Set problem: Each line containing the word "global" should be found and copied.

-- Start of Data provided --

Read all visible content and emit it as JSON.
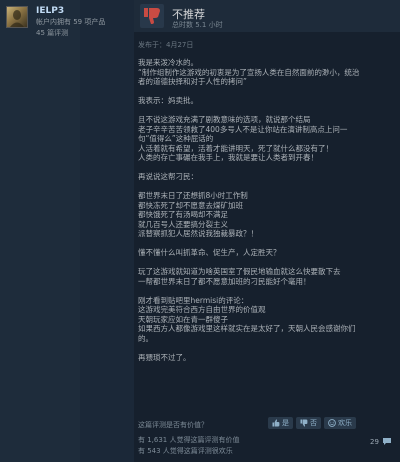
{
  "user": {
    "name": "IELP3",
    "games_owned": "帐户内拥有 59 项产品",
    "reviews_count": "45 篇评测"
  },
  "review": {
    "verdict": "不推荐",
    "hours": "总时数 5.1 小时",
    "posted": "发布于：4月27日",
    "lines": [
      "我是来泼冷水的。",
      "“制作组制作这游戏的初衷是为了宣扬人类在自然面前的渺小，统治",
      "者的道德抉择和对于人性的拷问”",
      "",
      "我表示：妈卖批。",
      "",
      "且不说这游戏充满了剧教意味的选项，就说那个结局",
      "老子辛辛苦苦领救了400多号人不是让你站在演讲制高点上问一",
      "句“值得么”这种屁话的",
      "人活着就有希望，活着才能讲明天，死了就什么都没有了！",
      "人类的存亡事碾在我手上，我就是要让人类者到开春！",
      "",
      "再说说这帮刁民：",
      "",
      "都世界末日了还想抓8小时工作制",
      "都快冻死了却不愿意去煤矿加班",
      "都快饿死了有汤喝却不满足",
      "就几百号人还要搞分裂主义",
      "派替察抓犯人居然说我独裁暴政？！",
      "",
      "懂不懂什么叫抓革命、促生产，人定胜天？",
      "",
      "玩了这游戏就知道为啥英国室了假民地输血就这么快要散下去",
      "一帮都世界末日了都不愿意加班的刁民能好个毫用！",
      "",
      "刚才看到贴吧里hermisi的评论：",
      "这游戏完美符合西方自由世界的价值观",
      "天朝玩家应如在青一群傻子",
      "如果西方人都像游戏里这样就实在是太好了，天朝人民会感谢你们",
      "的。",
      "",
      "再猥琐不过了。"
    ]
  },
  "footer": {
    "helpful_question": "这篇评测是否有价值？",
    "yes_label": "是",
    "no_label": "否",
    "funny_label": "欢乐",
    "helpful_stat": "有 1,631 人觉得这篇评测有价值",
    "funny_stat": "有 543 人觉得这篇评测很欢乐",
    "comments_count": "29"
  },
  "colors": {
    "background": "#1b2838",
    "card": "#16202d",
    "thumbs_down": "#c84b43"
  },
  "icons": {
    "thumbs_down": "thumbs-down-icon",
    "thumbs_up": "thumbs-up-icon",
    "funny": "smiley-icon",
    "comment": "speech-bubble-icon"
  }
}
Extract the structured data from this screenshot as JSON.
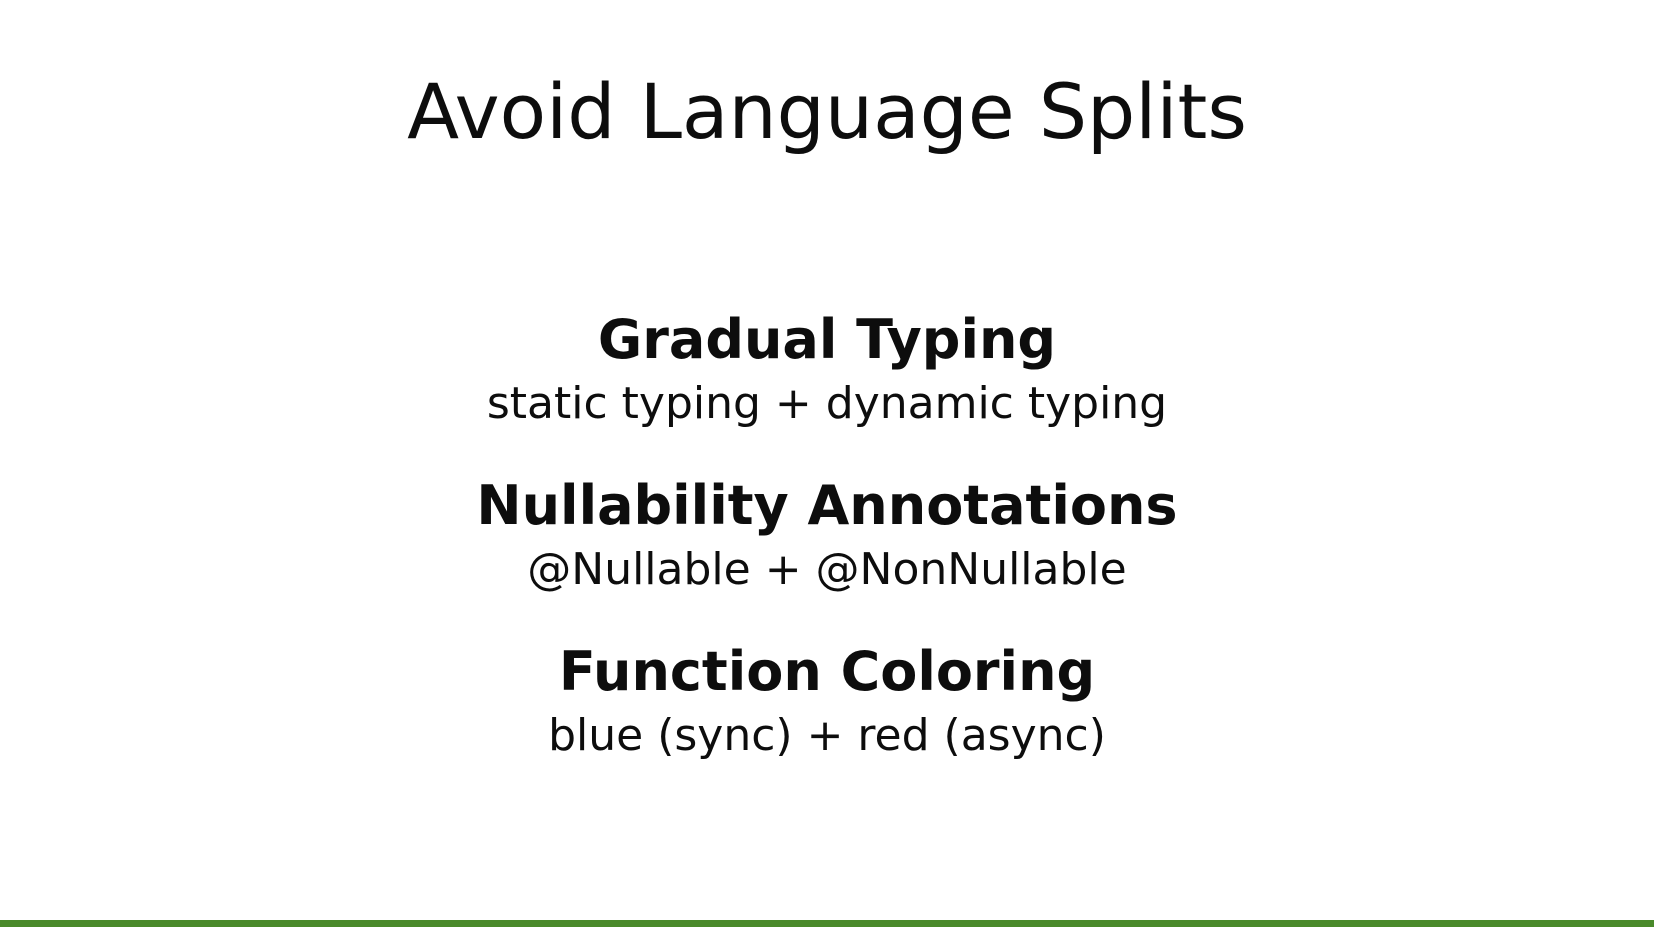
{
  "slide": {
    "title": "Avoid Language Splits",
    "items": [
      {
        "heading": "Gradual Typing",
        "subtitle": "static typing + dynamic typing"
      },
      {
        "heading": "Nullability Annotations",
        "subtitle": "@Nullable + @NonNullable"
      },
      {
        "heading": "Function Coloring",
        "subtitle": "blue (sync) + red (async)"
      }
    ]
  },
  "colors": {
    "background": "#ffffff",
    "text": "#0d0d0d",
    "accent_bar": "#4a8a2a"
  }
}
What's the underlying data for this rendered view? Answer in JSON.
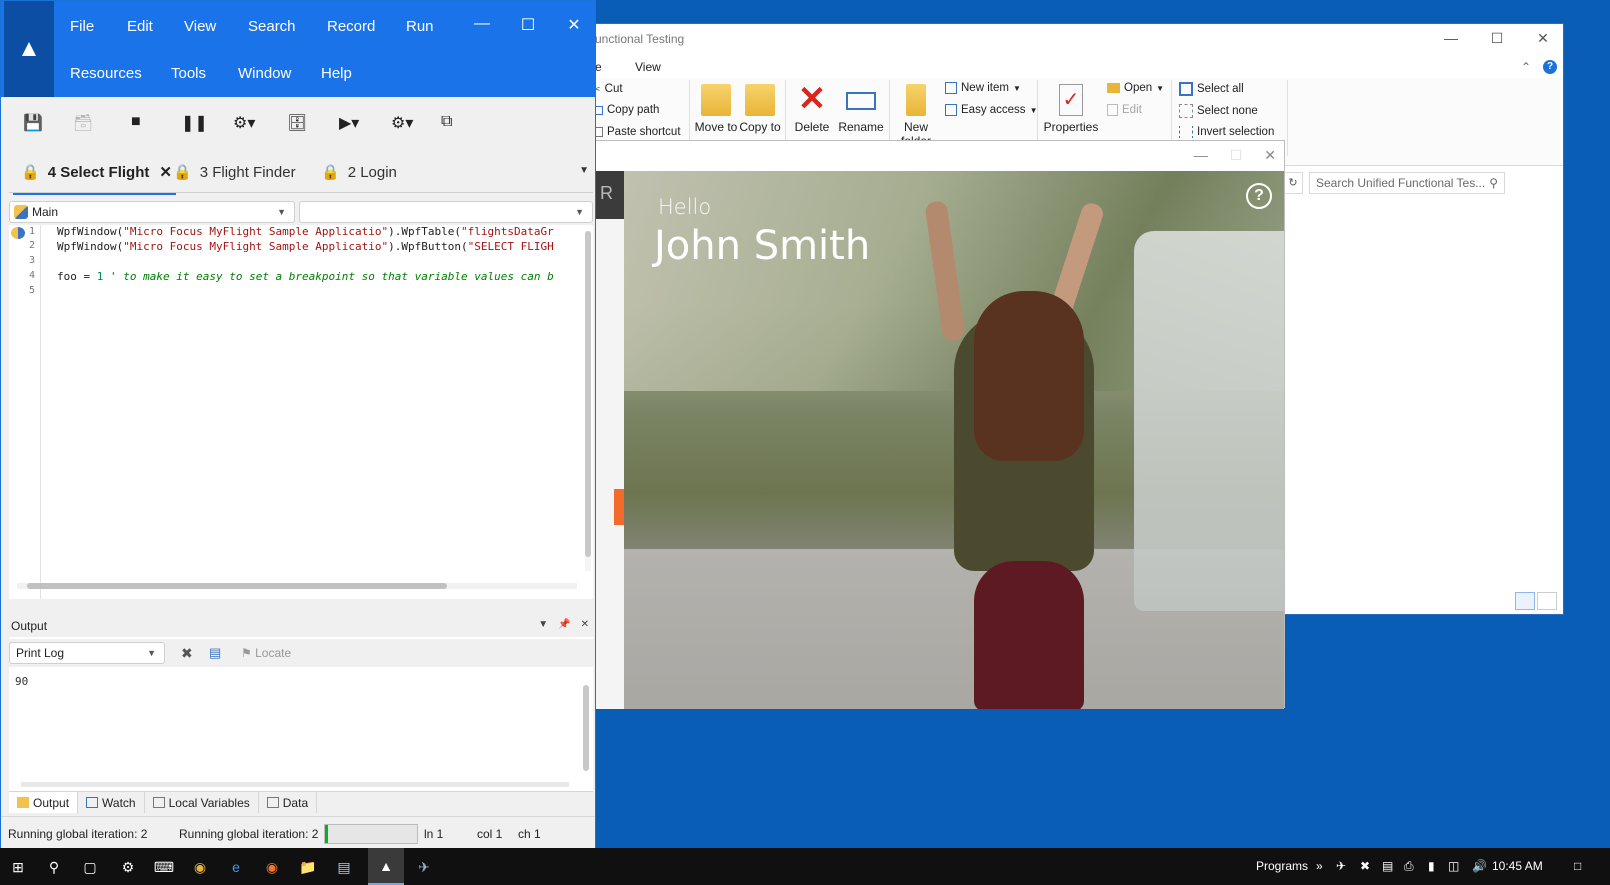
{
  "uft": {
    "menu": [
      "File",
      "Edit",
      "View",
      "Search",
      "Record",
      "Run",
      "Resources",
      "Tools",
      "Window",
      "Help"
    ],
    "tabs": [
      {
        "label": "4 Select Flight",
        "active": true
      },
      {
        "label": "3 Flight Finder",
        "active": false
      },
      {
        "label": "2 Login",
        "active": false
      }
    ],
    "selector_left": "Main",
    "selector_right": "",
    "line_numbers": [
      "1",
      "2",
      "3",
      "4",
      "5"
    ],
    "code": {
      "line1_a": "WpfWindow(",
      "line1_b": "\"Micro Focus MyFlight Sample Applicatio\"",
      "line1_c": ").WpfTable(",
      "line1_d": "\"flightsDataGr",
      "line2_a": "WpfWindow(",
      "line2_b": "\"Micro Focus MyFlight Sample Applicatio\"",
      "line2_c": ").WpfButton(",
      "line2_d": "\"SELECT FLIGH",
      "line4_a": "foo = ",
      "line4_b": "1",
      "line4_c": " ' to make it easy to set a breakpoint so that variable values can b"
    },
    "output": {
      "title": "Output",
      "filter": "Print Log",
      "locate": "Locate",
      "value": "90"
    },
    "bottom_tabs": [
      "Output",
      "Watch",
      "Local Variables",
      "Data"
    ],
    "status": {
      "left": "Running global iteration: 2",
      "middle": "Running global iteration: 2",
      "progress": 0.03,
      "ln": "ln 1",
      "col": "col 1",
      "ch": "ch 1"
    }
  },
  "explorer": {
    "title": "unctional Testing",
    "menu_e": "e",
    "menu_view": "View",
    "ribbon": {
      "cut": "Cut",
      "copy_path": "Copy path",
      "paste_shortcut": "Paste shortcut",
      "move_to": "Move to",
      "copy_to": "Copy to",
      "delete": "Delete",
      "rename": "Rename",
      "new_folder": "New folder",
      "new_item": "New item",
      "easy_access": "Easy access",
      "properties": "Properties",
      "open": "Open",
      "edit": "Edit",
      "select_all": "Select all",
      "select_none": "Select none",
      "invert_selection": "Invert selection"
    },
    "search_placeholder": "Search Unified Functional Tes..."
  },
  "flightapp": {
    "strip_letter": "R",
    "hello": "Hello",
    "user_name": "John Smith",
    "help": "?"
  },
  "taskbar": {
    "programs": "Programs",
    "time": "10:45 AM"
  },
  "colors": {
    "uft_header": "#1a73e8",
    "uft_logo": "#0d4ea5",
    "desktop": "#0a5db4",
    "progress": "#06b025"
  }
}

-- End of Data provided --
-- Start of Data provided --

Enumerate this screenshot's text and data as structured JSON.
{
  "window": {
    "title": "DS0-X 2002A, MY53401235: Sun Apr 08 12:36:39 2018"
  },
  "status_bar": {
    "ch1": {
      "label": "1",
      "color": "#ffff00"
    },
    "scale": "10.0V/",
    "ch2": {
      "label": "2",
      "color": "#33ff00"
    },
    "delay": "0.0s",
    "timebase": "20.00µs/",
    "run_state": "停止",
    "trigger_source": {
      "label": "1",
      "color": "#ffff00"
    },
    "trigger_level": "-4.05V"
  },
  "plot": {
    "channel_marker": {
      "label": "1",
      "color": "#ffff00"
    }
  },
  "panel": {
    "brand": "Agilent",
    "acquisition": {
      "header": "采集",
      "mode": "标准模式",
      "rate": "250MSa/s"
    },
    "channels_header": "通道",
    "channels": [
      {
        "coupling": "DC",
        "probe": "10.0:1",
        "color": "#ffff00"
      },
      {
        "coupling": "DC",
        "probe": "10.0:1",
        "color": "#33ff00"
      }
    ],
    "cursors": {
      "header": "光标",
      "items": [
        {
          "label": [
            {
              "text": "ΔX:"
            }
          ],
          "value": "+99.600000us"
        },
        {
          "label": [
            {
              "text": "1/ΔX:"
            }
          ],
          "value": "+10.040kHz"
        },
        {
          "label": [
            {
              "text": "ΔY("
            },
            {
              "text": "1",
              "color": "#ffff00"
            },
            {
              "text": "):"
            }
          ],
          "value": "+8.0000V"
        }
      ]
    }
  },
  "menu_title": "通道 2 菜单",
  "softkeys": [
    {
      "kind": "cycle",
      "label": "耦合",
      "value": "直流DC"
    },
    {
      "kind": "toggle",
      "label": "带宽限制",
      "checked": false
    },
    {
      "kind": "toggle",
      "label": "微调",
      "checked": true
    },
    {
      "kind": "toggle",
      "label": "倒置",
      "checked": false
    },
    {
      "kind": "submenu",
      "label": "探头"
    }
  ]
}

-- End of Data provided --
-- Start of Data provided --

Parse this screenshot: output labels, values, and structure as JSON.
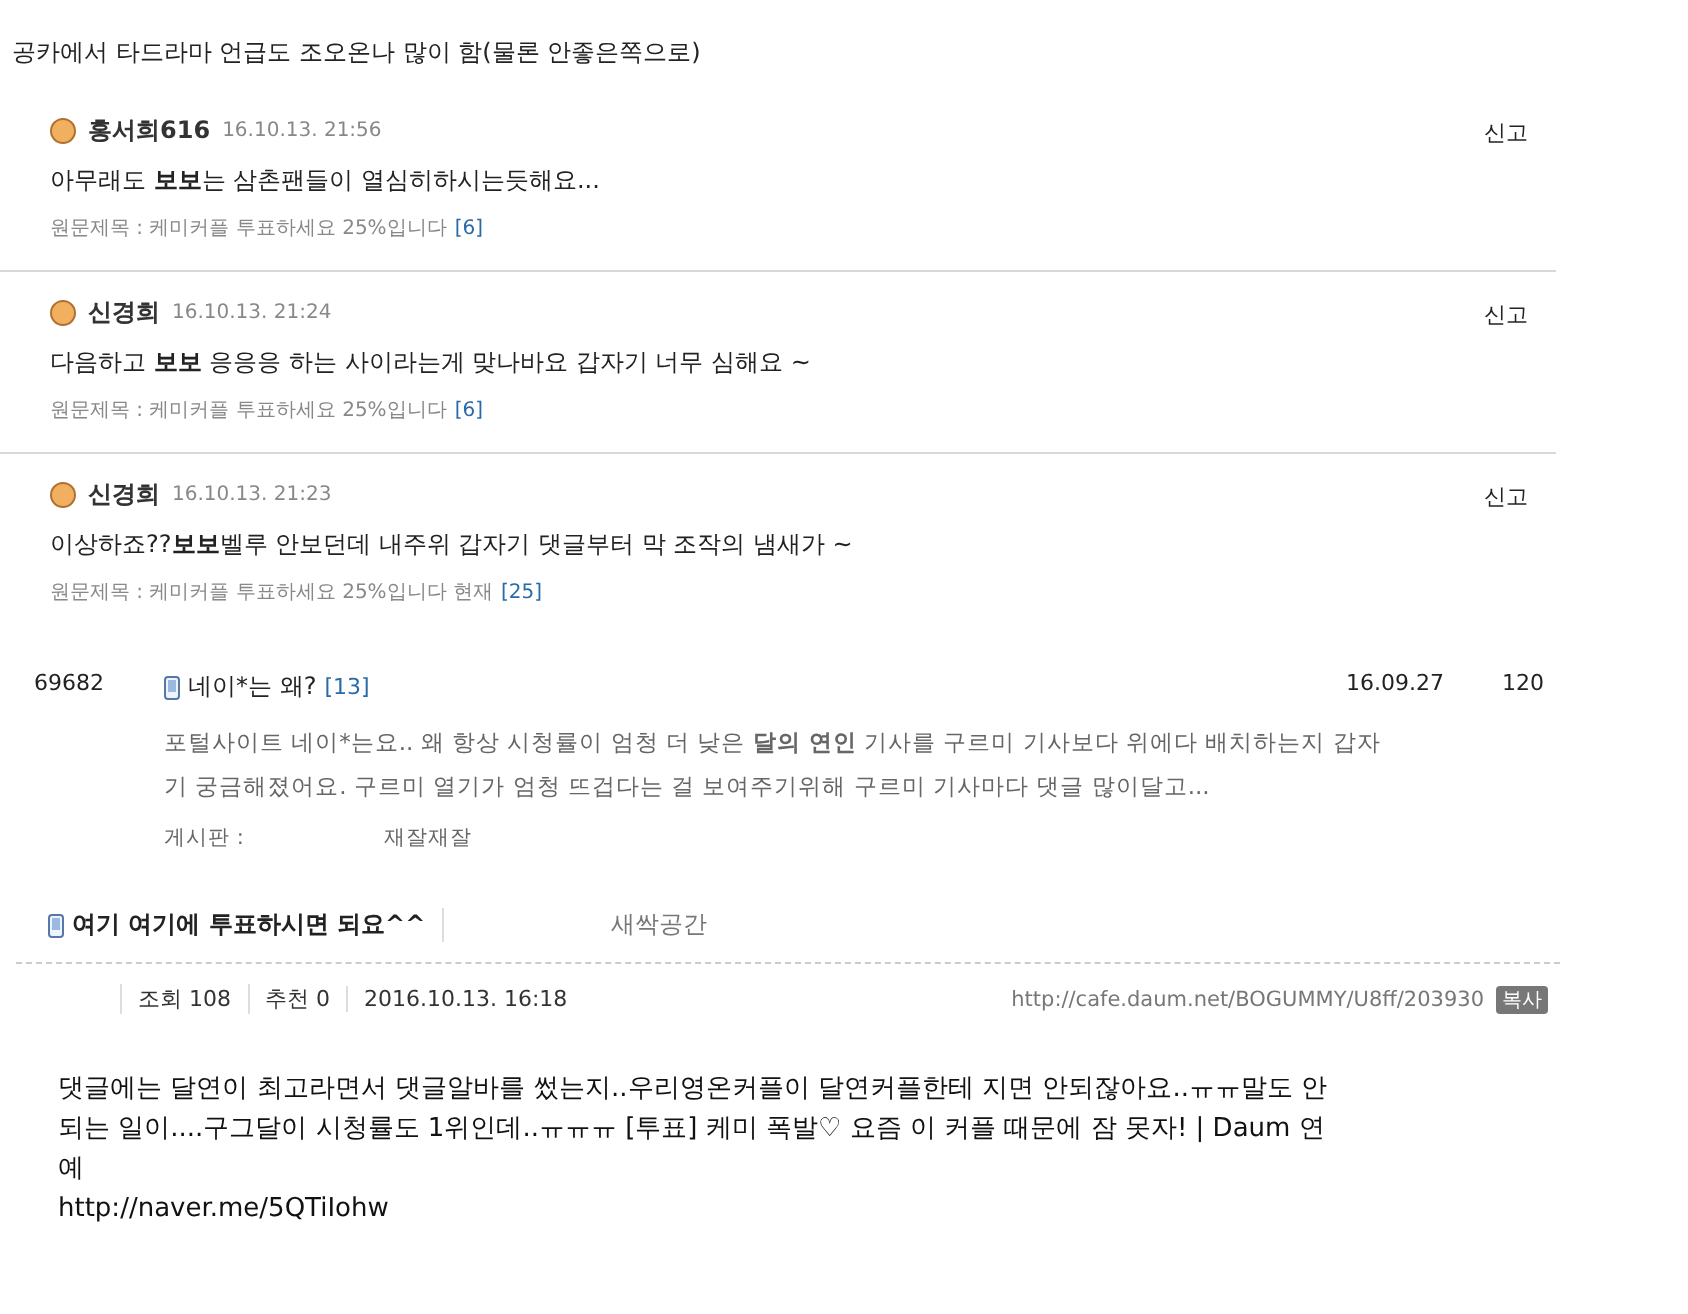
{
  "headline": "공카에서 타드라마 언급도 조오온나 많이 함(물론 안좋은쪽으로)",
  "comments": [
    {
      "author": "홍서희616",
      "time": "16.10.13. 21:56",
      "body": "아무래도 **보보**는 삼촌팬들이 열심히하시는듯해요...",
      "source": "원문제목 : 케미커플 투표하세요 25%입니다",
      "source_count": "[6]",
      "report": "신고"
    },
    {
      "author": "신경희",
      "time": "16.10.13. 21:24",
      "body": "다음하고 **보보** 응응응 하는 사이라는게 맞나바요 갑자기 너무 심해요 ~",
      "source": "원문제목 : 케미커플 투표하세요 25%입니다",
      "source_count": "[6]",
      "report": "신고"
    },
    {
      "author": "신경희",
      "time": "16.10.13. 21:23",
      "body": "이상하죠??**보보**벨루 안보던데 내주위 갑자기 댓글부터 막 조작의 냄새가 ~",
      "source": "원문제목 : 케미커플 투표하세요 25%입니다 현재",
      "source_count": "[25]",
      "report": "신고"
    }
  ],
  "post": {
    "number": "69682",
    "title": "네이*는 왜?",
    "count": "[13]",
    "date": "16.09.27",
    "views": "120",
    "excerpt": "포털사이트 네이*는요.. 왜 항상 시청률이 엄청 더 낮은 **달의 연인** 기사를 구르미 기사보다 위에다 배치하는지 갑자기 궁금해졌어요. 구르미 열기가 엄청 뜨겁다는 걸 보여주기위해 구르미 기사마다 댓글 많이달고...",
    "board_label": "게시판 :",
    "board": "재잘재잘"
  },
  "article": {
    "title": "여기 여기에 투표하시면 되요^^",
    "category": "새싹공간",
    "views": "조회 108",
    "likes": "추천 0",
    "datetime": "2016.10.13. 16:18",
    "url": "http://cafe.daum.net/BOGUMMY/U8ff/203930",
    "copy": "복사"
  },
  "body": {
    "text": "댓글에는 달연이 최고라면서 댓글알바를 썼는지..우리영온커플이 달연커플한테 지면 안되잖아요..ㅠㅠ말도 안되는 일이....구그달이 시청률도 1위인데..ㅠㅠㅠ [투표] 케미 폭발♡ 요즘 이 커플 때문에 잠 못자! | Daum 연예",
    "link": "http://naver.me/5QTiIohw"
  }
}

-- End of Data provided --

Answer to the exercise:
      "left": "Running global iteration: 2",
      "middle": "Running global iteration: 2",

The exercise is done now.